Aim of the exercise:
Transcribe each line of the material as it is, and drop any picture.

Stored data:
========================================

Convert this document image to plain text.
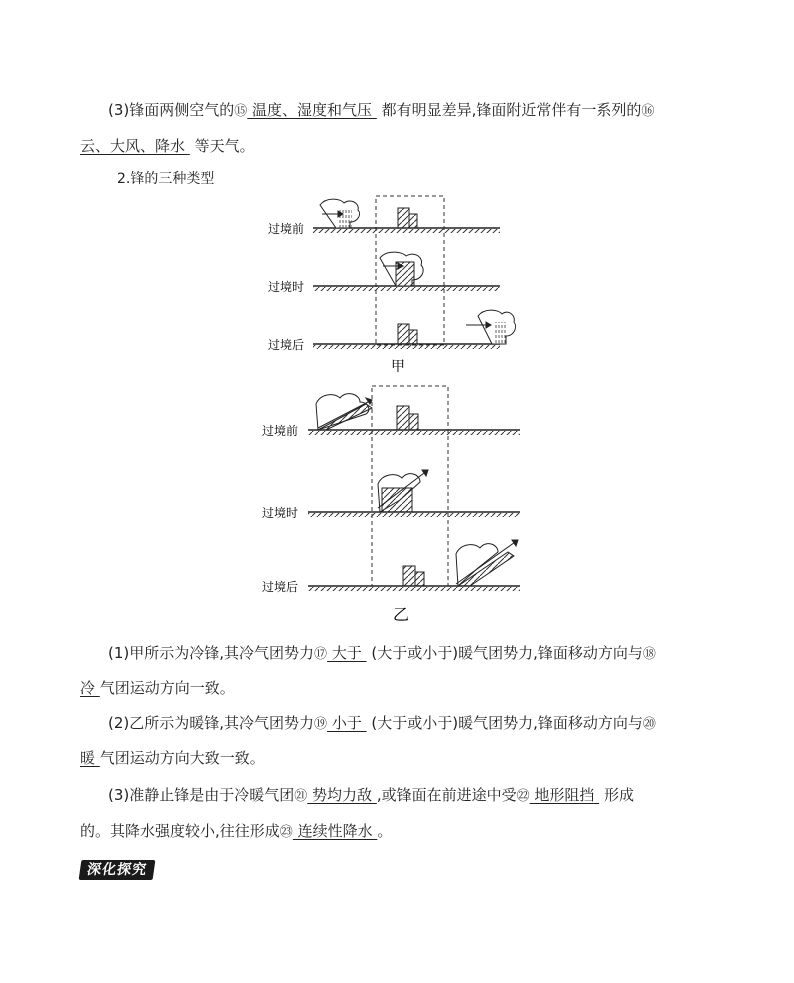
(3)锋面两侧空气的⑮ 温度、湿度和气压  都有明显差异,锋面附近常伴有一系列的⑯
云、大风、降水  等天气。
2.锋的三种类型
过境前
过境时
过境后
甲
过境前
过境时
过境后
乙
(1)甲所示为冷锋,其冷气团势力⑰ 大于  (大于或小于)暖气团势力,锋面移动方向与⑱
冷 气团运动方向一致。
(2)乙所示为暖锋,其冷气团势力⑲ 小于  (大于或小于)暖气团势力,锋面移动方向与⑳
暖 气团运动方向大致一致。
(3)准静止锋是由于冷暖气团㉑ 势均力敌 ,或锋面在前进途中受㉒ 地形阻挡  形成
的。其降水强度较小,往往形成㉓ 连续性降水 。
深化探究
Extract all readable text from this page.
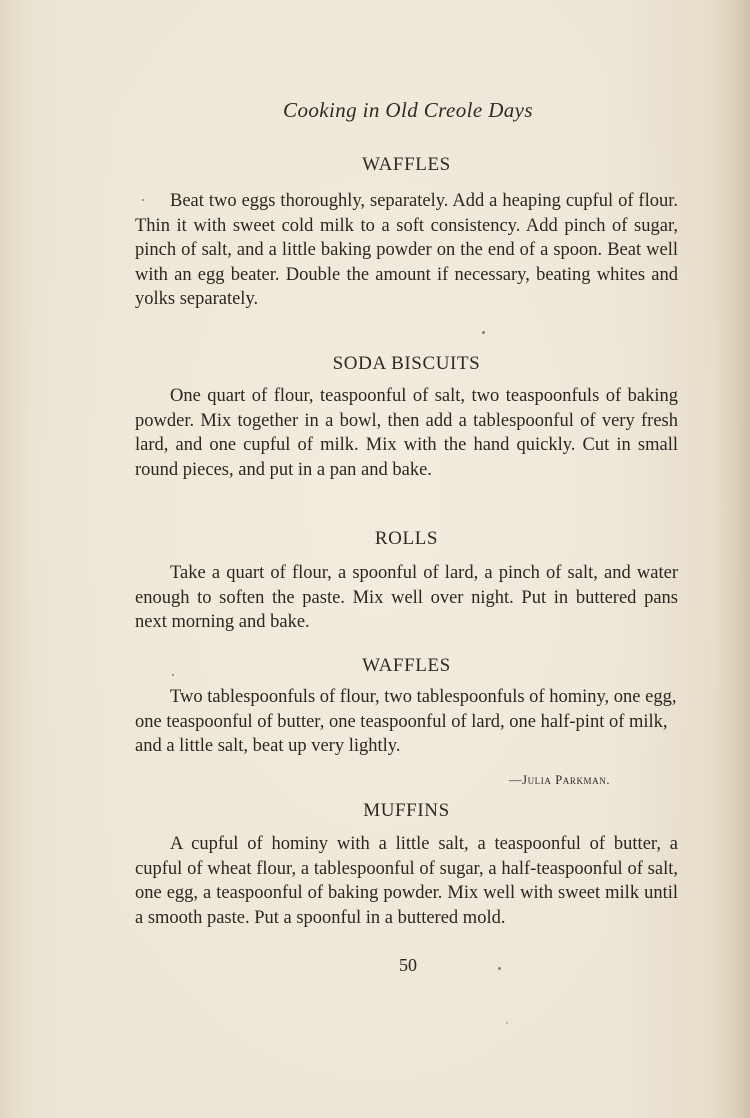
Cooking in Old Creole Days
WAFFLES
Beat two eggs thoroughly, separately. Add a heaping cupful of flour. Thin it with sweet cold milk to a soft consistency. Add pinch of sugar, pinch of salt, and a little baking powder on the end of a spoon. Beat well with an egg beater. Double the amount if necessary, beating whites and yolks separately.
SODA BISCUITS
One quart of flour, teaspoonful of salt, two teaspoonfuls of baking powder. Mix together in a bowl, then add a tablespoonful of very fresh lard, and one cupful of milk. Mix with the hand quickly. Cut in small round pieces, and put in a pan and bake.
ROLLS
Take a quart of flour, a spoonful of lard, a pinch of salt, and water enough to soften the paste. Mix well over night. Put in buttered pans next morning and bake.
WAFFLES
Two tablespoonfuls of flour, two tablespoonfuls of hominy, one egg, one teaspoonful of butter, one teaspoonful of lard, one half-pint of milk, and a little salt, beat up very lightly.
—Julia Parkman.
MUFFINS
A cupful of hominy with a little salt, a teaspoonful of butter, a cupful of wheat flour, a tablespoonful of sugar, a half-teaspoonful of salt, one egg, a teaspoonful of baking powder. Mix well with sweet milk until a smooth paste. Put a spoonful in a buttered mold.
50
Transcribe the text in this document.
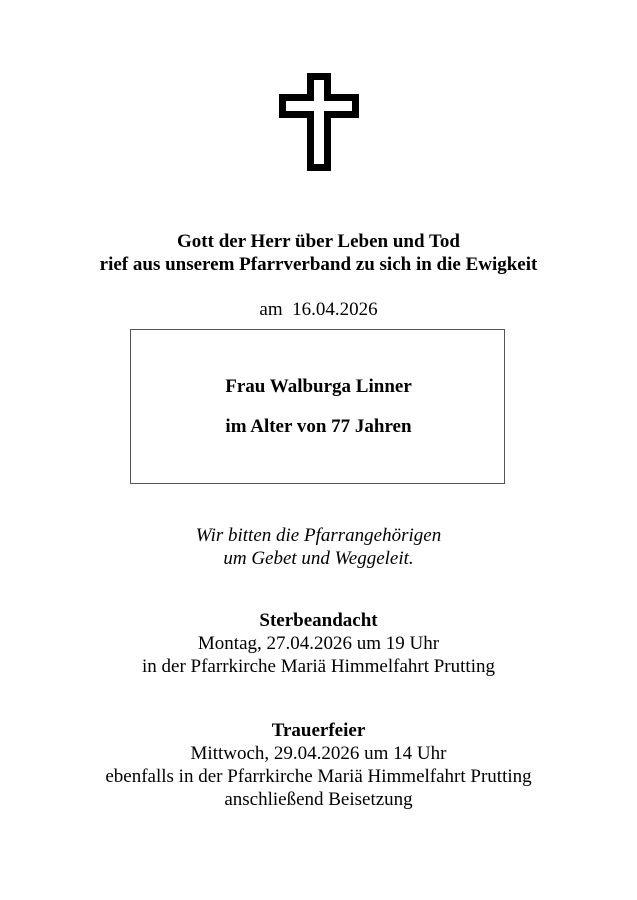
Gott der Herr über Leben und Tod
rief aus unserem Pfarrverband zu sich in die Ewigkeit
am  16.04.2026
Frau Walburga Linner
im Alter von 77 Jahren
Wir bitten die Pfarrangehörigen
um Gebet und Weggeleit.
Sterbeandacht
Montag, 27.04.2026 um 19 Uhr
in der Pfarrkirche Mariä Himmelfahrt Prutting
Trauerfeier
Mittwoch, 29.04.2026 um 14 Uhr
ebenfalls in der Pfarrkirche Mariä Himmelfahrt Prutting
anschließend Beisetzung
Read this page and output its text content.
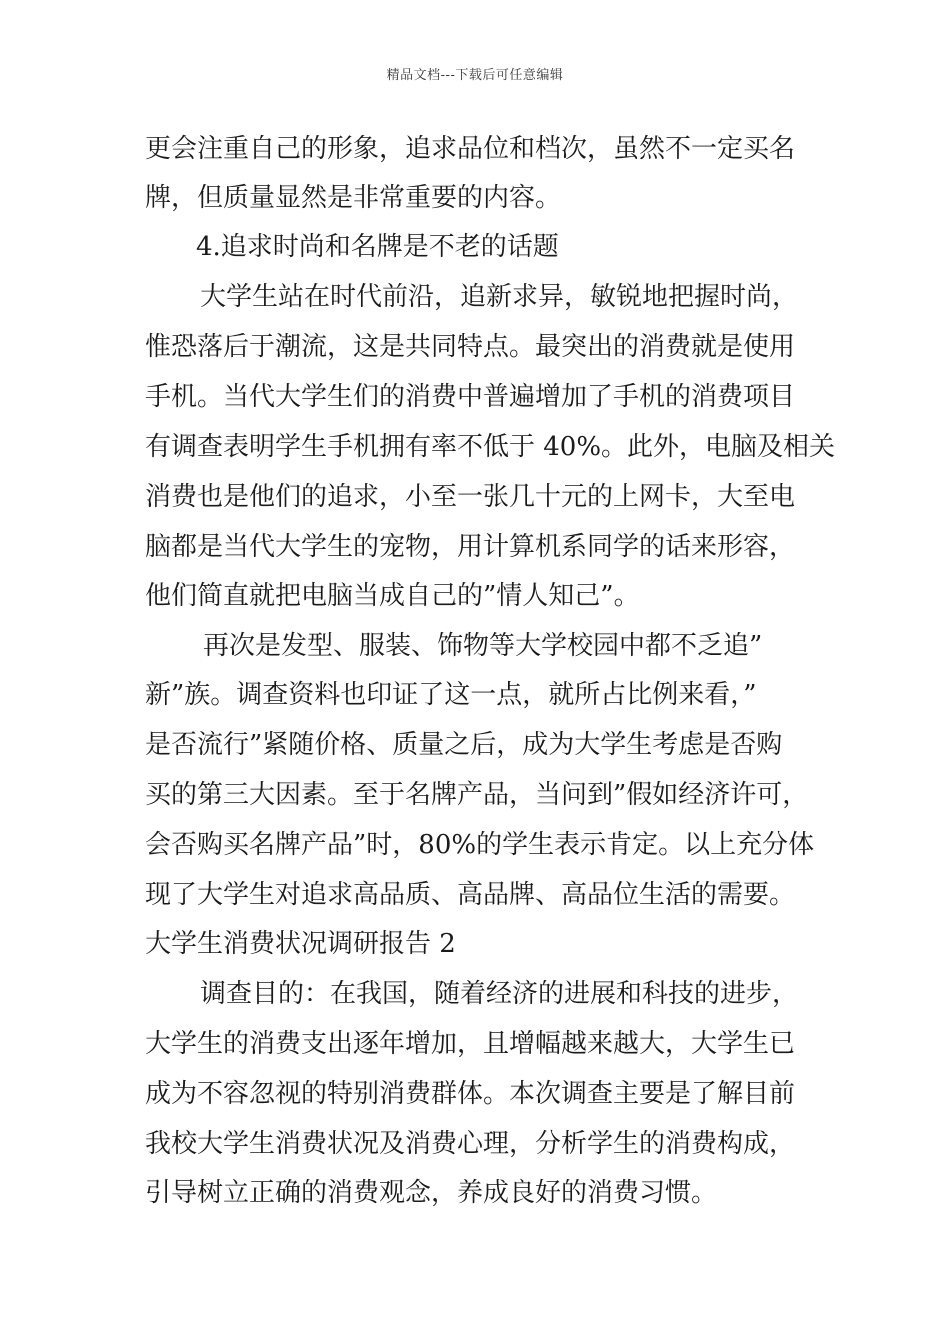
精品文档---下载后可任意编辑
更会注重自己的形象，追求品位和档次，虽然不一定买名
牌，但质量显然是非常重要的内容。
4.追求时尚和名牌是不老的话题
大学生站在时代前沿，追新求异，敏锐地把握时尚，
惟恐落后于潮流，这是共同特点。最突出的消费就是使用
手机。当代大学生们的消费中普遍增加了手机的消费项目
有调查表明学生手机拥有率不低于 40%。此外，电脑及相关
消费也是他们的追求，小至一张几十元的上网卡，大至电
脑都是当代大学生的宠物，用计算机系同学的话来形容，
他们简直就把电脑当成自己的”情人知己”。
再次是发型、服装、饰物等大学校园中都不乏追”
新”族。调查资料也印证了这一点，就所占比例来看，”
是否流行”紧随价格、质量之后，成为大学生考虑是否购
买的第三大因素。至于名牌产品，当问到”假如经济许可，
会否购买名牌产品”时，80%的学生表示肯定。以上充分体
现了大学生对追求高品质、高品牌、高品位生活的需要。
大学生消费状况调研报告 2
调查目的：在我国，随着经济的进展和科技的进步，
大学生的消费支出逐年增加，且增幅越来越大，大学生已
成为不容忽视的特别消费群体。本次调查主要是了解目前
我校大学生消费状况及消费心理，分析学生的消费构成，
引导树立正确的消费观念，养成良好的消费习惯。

========================================

Solution to this exercise:
Convert this document image to plain text.
(3)锋面两侧空气的⑮ 温度、湿度和气压  都有明显差异,锋面附近常伴有一系列的⑯
云、大风、降水  等天气。
2.锋的三种类型
过境前
过境时
过境后
甲
过境前
过境时
过境后
乙
(1)甲所示为冷锋,其冷气团势力⑰ 大于  (大于或小于)暖气团势力,锋面移动方向与⑱
冷 气团运动方向一致。
(2)乙所示为暖锋,其冷气团势力⑲ 小于  (大于或小于)暖气团势力,锋面移动方向与⑳
暖 气团运动方向大致一致。
(3)准静止锋是由于冷暖气团㉑ 势均力敌 ,或锋面在前进途中受㉒ 地形阻挡  形成
的。其降水强度较小,往往形成㉓ 连续性降水 。
深化探究
Extract all readable text from this page.
Cooking in Old Creole Days
WAFFLES
Beat two eggs thoroughly, separately. Add a heaping cupful of flour. Thin it with sweet cold milk to a soft consistency. Add pinch of sugar, pinch of salt, and a little baking powder on the end of a spoon. Beat well with an egg beater. Double the amount if necessary, beating whites and yolks separately.
SODA BISCUITS
One quart of flour, teaspoonful of salt, two teaspoonfuls of baking powder. Mix together in a bowl, then add a tablespoonful of very fresh lard, and one cupful of milk. Mix with the hand quickly. Cut in small round pieces, and put in a pan and bake.
ROLLS
Take a quart of flour, a spoonful of lard, a pinch of salt, and water enough to soften the paste. Mix well over night. Put in buttered pans next morning and bake.
WAFFLES
Two tablespoonfuls of flour, two tablespoonfuls of hominy, one egg, one teaspoonful of butter, one teaspoonful of lard, one half-pint of milk, and a little salt, beat up very lightly.
—Julia Parkman.
MUFFINS
A cupful of hominy with a little salt, a teaspoonful of butter, a cupful of wheat flour, a tablespoonful of sugar, a half-teaspoonful of salt, one egg, a teaspoonful of baking powder. Mix well with sweet milk until a smooth paste. Put a spoonful in a buttered mold.
50
Transcribe the text in this document.
Gott der Herr über Leben und Tod
rief aus unserem Pfarrverband zu sich in die Ewigkeit
am  16.04.2026
Frau Walburga Linner
im Alter von 77 Jahren
Wir bitten die Pfarrangehörigen
um Gebet und Weggeleit.
Sterbeandacht
Montag, 27.04.2026 um 19 Uhr
in der Pfarrkirche Mariä Himmelfahrt Prutting
Trauerfeier
Mittwoch, 29.04.2026 um 14 Uhr
ebenfalls in der Pfarrkirche Mariä Himmelfahrt Prutting
anschließend Beisetzung
Read this page and output its text content.
精品文档---下载后可任意编辑
更会注重自己的形象，追求品位和档次，虽然不一定买名
牌，但质量显然是非常重要的内容。
4.追求时尚和名牌是不老的话题
大学生站在时代前沿，追新求异，敏锐地把握时尚，
惟恐落后于潮流，这是共同特点。最突出的消费就是使用
手机。当代大学生们的消费中普遍增加了手机的消费项目
有调查表明学生手机拥有率不低于 40%。此外，电脑及相关
消费也是他们的追求，小至一张几十元的上网卡，大至电
脑都是当代大学生的宠物，用计算机系同学的话来形容，
他们简直就把电脑当成自己的”情人知己”。
再次是发型、服装、饰物等大学校园中都不乏追”
新”族。调查资料也印证了这一点，就所占比例来看，”
是否流行”紧随价格、质量之后，成为大学生考虑是否购
买的第三大因素。至于名牌产品，当问到”假如经济许可，
会否购买名牌产品”时，80%的学生表示肯定。以上充分体
现了大学生对追求高品质、高品牌、高品位生活的需要。
大学生消费状况调研报告 2
调查目的：在我国，随着经济的进展和科技的进步，
大学生的消费支出逐年增加，且增幅越来越大，大学生已
成为不容忽视的特别消费群体。本次调查主要是了解目前
我校大学生消费状况及消费心理，分析学生的消费构成，
引导树立正确的消费观念，养成良好的消费习惯。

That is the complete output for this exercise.